STATED TASK:
Copy out the lines that include the word "true".

Stored data

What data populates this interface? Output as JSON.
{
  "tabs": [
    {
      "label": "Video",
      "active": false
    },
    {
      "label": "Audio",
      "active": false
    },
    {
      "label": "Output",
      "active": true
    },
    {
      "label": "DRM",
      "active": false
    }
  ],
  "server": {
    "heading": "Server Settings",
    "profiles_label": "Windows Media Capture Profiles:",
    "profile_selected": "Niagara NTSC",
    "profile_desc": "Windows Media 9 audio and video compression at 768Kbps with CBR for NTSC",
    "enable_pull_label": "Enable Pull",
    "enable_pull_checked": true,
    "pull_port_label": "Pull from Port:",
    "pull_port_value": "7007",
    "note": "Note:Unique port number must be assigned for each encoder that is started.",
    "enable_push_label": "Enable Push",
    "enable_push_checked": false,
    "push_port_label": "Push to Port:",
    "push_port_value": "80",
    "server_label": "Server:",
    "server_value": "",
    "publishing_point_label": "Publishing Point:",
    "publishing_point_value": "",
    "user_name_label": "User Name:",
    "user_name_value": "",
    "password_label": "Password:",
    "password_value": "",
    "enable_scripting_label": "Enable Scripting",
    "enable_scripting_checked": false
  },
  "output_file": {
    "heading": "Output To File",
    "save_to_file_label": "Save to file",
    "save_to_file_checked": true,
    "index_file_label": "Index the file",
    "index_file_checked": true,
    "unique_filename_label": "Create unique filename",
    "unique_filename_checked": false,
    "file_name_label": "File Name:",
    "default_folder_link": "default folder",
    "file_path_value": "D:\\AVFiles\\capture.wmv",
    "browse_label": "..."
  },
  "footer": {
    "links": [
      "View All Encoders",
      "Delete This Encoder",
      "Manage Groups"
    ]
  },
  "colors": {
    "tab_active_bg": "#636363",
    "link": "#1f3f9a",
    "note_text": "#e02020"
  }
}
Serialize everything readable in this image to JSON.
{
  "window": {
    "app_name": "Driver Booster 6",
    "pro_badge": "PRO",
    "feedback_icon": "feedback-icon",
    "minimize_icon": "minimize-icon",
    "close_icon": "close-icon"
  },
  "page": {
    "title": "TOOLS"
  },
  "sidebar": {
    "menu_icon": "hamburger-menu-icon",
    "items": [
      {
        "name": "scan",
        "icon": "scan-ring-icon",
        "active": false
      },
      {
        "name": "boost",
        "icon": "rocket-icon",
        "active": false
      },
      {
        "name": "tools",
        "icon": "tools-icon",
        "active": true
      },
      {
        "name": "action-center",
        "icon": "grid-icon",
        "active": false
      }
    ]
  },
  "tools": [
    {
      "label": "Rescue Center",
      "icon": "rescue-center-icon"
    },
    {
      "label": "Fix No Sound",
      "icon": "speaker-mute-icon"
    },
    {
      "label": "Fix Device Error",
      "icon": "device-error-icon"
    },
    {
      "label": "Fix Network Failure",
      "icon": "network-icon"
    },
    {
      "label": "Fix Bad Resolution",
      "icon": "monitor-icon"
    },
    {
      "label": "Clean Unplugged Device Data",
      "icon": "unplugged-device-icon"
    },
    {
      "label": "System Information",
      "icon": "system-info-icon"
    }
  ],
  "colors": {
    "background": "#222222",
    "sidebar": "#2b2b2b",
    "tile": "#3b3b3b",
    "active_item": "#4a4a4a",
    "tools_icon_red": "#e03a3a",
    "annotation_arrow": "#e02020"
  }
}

RESPONSE BELOW:
      "active": true
    "enable_pull_checked": true,
    "save_to_file_checked": true,
    "index_file_checked": true,
        "active": true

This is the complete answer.